**Task to complete:** Search the data for the word "Đừng". Reproduce every line where it is found.

Saved entries:
----------------
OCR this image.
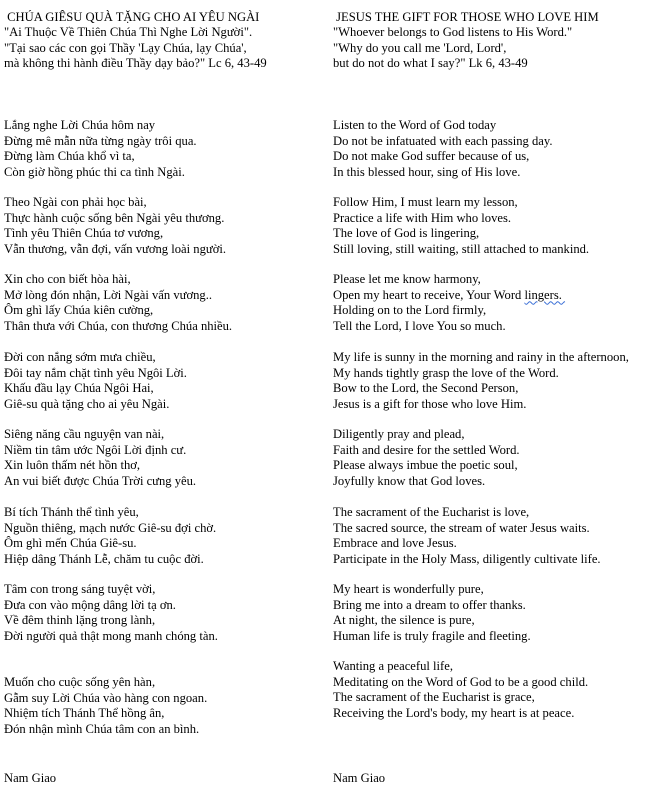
CHÚA GIÊSU QUÀ TẶNG CHO AI YÊU NGÀI
"Ai Thuộc Về Thiên Chúa Thì Nghe Lời Người".
"Tại sao các con gọi Thầy 'Lạy Chúa, lạy Chúa',
mà không thi hành điều Thầy dạy bảo?" Lc 6, 43-49
Lắng nghe Lời Chúa hôm nay
Đừng mê mẫn nữa từng ngày trôi qua.
Đừng làm Chúa khổ vì ta,
Còn giờ hồng phúc thi ca tình Ngài.
Theo Ngài con phải học bài,
Thực hành cuộc sống bên Ngài yêu thương.
Tình yêu Thiên Chúa tơ vương,
Vẫn thương, vẫn đợi, vấn vương loài người.
Xin cho con biết hòa hài,
Mở lòng đón nhận, Lời Ngài vấn vương..
Ôm ghì lấy Chúa kiên cường,
Thân thưa với Chúa, con thương Chúa nhiều.
Đời con nắng sớm mưa chiều,
Đôi tay nắm chặt tình yêu Ngôi Lời.
Khấu đầu lạy Chúa Ngôi Hai,
Giê-su quà tặng cho ai yêu Ngài.
Siêng năng cầu nguyện van nài,
Niềm tin tâm ước Ngôi Lời định cư.
Xin luôn thấm nét hồn thơ,
An vui biết được Chúa Trời cưng yêu.
Bí tích Thánh thể tình yêu,
Nguồn thiêng, mạch nước Giê-su đợi chờ.
Ôm ghì mến Chúa Giê-su.
Hiệp dâng Thánh Lễ, chăm tu cuộc đời.
Tâm con trong sáng tuyệt vời,
Đưa con vào mộng dâng lời tạ ơn.
Về đêm thinh lặng trong lành,
Đời người quả thật mong manh chóng tàn.
Muốn cho cuộc sống yên hàn,
Gẫm suy Lời Chúa vào hàng con ngoan.
Nhiệm tích Thánh Thể hồng ân,
Đón nhận mình Chúa tâm con an bình.
Nam Giao
JESUS THE GIFT FOR THOSE WHO LOVE HIM
"Whoever belongs to God listens to His Word."
"Why do you call me 'Lord, Lord',
but do not do what I say?" Lk 6, 43-49
Listen to the Word of God today
Do not be infatuated with each passing day.
Do not make God suffer because of us,
In this blessed hour, sing of His love.
Follow Him, I must learn my lesson,
Practice a life with Him who loves.
The love of God is lingering,
Still loving, still waiting, still attached to mankind.
Please let me know harmony,
Open my heart to receive, Your Word lingers.
Holding on to the Lord firmly,
Tell the Lord, I love You so much.
My life is sunny in the morning and rainy in the afternoon,
My hands tightly grasp the love of the Word.
Bow to the Lord, the Second Person,
Jesus is a gift for those who love Him.
Diligently pray and plead,
Faith and desire for the settled Word.
Please always imbue the poetic soul,
Joyfully know that God loves.
The sacrament of the Eucharist is love,
The sacred source, the stream of water Jesus waits.
Embrace and love Jesus.
Participate in the Holy Mass, diligently cultivate life.
My heart is wonderfully pure,
Bring me into a dream to offer thanks.
At night, the silence is pure,
Human life is truly fragile and fleeting.
Wanting a peaceful life,
Meditating on the Word of God to be a good child.
The sacrament of the Eucharist is grace,
Receiving the Lord's body, my heart is at peace.
Nam Giao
----------------
**The reply:**
Đừng mê mẫn nữa từng ngày trôi qua.
Đừng làm Chúa khổ vì ta,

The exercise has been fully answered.